ABOUT THIS EXERCISE: Proceed with the article on the AgentMon launch, picking up right after its final sentence.

SOURCE PASSAGE:
* * *
Codenotary has launched AgentMon, a monitoring product for AI agents aimed at enterprise users seeking visibility into security, performance and cost.

The launch comes as businesses deploy more agentic AI systems - software agents that act on behalf of users and applications across internal operations. Codenotary cited a BCG forecast that the AI agent market will grow at a compound annual rate of 45% over the next five years.

AgentMon is intended to give AI operations, security and compliance teams a single view of how agents behave, what resources they use and whether they remain within internal rules. It continuously monitors agent activity across different environments.

The product tracks operational health, communication paths between agents and services, token usage, model selection and inference latency. It also monitors file access, secrets handling and data access patterns that may indicate leakage or policy breaches.

Visibility Gap

AgentMon is designed to address a growing problem for companies adopting AI agents at scale: limited visibility into what those systems are doing once deployed. Organisations want to know whether agents are leaking sensitive data, how much they are costing and whether they are performing as expected.

The system correlates token telemetry, behavioural baselines and data lineage to show how agents operate as a wider network rather than as isolated tools. This is intended to help teams manage AI agents more like distributed computing systems while keeping security, compliance and spending controls in view.

Codenotary said its own experience underscored the issue, citing an error it discovered in the setup of agent workflows that had previously gone unnoticed. It presented the finding as an example of the blind spots that can emerge in agent deployments.

Commenting on the launch, Dennis Zimmer outlined the risks companies are trying to manage as AI agents spread through business systems. "Agentic networks are growing explosively, and with that growth come entirely new categories of risk," said Dennis Zimmer, co-founder and chief technology officer at Codenotary.
* * *
(Rows from a data source)
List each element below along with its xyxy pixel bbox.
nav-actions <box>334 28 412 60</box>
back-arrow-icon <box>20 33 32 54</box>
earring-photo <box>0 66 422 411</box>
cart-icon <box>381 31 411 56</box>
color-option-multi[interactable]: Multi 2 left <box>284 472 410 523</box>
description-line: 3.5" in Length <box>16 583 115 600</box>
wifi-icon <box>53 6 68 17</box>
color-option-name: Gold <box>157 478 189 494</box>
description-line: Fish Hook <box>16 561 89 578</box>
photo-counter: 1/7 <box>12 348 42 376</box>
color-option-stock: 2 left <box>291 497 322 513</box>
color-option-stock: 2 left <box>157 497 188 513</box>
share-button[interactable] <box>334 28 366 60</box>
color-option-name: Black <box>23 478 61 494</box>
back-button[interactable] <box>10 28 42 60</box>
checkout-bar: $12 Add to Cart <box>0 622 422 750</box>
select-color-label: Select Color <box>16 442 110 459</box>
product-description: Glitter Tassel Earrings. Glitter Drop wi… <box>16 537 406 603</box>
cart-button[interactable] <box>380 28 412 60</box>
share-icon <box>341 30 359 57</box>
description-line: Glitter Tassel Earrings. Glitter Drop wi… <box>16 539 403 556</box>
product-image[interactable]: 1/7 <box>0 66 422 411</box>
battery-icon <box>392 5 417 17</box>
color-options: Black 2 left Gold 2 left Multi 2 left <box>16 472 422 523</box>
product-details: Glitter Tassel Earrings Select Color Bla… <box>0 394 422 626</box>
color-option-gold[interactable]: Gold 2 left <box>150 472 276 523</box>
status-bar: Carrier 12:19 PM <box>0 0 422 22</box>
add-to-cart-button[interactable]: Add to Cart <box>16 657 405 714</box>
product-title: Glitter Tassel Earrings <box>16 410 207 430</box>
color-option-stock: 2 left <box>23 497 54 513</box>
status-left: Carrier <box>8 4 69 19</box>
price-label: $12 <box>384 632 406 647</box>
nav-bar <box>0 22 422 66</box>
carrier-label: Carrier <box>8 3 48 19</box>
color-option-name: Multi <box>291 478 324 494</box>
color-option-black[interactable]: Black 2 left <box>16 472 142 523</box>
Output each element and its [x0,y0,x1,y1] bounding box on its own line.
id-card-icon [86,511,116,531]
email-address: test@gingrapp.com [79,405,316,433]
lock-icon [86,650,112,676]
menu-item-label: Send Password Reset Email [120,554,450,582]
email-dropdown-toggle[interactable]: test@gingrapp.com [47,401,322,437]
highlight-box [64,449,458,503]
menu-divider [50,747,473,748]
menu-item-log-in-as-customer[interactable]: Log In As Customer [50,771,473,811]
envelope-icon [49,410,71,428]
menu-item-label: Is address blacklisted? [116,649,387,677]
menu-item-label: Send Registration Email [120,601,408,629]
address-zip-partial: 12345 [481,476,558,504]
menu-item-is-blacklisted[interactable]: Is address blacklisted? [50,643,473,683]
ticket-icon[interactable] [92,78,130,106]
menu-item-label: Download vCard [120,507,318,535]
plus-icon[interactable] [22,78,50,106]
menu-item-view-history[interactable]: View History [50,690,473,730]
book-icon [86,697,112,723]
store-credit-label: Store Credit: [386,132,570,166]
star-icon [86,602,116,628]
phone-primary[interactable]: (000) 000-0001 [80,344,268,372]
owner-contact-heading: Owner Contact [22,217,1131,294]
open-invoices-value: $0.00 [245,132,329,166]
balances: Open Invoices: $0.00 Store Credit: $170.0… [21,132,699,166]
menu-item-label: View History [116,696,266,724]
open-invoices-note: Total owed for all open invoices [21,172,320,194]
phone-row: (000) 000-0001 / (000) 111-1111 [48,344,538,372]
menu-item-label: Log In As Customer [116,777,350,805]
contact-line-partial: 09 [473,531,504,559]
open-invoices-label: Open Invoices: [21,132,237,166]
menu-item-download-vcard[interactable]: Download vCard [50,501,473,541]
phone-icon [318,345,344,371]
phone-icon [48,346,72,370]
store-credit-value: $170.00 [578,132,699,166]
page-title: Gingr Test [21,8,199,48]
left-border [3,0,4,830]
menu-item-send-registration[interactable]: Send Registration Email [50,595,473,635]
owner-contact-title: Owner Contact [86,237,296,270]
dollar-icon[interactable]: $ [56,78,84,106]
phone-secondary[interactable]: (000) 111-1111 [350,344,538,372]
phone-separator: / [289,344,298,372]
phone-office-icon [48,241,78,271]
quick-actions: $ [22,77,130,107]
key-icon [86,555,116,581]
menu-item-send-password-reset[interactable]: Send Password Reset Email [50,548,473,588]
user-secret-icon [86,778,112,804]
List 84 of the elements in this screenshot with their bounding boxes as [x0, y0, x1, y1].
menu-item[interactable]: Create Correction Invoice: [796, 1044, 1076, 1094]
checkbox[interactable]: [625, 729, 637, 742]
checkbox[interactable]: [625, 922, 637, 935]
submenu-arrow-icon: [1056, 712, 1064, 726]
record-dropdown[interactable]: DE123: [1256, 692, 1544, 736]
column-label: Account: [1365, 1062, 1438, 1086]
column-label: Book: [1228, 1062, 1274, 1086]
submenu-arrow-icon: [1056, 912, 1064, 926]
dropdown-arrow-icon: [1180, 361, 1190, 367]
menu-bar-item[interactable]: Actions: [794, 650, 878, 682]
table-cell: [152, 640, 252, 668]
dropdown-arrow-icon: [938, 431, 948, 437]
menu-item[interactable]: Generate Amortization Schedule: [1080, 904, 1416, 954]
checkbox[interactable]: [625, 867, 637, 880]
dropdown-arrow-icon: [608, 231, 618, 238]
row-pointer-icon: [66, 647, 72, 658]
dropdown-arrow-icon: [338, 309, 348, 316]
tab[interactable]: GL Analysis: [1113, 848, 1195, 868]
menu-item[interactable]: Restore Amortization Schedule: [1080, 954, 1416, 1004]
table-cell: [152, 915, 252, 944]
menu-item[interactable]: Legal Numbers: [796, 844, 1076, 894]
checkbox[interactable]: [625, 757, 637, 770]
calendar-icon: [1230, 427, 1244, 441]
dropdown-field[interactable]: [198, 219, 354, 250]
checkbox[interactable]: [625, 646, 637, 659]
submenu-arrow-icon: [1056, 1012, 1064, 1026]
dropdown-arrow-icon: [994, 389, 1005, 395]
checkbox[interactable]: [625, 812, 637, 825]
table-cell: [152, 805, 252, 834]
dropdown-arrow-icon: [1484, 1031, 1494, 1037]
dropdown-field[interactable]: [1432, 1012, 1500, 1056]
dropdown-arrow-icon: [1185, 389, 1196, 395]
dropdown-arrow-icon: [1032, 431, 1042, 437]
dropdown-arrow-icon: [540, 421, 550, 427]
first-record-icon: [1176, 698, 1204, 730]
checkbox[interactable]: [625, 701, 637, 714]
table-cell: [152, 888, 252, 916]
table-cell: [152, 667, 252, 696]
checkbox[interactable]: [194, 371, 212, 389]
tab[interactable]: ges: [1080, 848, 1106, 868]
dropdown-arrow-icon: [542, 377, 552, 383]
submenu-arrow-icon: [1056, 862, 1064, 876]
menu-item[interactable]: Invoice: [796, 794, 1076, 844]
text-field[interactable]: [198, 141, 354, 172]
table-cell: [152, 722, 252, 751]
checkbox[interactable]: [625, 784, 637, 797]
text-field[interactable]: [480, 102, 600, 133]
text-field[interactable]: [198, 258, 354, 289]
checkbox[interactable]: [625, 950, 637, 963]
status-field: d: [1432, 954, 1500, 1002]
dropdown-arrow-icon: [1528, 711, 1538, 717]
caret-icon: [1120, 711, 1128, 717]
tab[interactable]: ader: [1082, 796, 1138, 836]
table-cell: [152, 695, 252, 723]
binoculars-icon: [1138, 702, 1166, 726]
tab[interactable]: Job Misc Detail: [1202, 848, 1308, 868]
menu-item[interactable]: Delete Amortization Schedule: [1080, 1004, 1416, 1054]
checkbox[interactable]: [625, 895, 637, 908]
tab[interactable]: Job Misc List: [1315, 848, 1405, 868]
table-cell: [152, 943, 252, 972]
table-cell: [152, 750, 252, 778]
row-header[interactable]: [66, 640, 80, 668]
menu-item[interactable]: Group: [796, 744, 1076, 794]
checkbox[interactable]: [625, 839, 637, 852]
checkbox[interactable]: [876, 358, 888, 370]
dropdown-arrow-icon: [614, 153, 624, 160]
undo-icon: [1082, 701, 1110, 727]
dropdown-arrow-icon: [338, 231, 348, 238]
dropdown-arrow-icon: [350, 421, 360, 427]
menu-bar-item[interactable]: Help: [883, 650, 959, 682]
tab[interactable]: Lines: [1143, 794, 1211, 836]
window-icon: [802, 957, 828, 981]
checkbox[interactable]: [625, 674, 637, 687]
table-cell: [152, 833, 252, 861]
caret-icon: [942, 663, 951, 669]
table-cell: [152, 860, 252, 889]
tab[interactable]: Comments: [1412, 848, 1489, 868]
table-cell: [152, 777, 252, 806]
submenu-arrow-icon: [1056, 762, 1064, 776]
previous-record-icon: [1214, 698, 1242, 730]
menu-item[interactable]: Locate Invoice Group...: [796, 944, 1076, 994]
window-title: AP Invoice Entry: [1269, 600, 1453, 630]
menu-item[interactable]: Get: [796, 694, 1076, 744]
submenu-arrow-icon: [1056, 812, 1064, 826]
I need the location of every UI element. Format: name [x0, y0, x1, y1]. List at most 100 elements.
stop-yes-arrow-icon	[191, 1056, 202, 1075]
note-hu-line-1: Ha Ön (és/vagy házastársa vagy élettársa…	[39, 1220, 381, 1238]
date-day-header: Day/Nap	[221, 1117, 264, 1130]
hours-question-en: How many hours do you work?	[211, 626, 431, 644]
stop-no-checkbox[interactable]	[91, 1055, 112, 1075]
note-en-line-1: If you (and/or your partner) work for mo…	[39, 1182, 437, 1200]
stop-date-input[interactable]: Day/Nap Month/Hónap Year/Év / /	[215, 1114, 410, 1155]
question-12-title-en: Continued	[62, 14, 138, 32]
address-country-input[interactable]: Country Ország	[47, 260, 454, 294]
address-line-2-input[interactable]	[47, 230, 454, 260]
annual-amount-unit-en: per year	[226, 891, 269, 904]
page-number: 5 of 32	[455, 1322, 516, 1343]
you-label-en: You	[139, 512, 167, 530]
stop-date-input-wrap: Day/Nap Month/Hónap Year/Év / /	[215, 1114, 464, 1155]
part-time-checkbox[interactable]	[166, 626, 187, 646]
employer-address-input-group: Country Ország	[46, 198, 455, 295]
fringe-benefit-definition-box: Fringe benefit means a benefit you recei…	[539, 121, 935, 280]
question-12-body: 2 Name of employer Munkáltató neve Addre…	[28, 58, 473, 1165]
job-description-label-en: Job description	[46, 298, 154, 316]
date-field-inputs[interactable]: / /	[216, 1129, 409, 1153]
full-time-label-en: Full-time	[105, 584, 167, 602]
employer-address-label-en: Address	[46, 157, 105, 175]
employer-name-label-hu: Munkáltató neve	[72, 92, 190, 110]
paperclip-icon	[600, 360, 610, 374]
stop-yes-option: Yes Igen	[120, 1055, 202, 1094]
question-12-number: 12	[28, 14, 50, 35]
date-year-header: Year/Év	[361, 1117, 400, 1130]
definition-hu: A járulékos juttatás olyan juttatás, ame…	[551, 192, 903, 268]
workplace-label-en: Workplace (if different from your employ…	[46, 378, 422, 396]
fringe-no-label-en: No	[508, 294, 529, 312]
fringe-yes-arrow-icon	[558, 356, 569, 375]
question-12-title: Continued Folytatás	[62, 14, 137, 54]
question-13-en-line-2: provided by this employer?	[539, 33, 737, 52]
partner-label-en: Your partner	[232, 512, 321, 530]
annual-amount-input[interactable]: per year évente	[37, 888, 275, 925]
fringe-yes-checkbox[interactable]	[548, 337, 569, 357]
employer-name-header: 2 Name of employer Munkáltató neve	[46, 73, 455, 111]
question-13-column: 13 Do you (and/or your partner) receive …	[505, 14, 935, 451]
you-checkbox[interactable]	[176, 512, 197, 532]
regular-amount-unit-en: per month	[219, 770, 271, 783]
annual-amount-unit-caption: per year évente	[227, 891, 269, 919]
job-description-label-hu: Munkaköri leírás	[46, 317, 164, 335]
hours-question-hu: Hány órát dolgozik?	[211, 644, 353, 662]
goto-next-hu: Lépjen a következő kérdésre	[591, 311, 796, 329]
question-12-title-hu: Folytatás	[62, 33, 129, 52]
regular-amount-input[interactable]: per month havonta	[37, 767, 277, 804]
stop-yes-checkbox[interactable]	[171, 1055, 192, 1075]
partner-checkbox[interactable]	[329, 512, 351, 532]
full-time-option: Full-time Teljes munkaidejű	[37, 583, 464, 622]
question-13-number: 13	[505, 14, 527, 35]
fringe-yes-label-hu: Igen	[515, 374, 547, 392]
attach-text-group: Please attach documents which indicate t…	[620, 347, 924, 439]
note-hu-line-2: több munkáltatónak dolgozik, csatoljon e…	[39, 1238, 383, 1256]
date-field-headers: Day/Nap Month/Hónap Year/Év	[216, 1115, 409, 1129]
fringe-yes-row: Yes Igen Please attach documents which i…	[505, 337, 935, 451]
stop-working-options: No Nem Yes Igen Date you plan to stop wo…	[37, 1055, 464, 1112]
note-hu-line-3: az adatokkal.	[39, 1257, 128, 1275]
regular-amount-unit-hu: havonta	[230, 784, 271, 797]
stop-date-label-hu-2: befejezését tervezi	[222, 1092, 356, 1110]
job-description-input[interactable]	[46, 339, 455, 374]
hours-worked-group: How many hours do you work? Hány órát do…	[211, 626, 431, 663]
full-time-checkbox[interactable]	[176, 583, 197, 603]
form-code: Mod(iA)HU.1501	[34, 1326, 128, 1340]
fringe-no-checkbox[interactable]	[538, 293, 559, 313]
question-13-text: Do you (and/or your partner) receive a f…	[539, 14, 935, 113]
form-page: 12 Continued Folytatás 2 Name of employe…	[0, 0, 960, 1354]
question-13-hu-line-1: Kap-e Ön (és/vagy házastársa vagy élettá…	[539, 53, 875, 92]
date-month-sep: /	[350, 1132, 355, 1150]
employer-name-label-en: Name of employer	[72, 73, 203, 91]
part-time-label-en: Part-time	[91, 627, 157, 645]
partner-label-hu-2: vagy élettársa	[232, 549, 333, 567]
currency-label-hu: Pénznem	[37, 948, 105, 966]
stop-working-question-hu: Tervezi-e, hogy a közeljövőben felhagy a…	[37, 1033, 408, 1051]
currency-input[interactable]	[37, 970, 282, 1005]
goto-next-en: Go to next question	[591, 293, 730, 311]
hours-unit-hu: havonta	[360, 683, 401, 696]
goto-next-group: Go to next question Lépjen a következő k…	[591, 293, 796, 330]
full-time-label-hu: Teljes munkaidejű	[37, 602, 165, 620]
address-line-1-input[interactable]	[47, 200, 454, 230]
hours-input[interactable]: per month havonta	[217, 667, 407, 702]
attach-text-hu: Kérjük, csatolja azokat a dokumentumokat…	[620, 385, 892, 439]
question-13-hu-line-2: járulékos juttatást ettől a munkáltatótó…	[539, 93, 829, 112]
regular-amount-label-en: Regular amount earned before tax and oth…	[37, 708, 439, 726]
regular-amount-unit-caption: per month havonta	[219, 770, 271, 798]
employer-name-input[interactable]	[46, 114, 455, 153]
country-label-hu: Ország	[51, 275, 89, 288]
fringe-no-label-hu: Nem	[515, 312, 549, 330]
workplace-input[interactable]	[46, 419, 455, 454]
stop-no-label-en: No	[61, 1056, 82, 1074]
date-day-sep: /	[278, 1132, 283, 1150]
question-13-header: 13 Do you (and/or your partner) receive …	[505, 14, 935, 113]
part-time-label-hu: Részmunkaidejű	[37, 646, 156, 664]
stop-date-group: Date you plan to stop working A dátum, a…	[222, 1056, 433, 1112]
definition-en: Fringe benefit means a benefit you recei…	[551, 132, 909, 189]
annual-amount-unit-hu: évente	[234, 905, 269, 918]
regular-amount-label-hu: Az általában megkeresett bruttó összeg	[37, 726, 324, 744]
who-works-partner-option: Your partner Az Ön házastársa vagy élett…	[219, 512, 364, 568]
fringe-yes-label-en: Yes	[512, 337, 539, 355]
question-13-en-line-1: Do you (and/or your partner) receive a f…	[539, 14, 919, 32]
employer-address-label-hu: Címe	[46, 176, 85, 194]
* * *
ANSWER SECTION:
He added: "Organisations are now asking critical questions: Are agents leaking sensitive data? How much are they costing us? Are they performing as expected? AgentMon brings clarity to these type questions, giving enterprises the visibility and control they need to confidently scale AI."

Target Users

The product is aimed at chief information officers, chief information security officers and compliance leaders seeking to manage AI use across large organisations. That reflects a broader shift in the AI market, where governance and oversight tools are becoming more important as companies move beyond experimentation into operational use.

Codenotary is best known for software supply chain protection. It says it works with hundreds of customers worldwide, including banks, governments and defence organisations, and focuses on security and integrity across the software development lifecycle.

Zimmer said companies need stronger oversight as the use of agents expands. "Agents are incredibly powerful, enabling entirely new business use cases," he said.

"But without proper supervision, they can introduce significant risk. AgentMon acts as an always-on control plane, helping organizations understand what their agents are doing, what it costs, and whether they are staying within guardrails."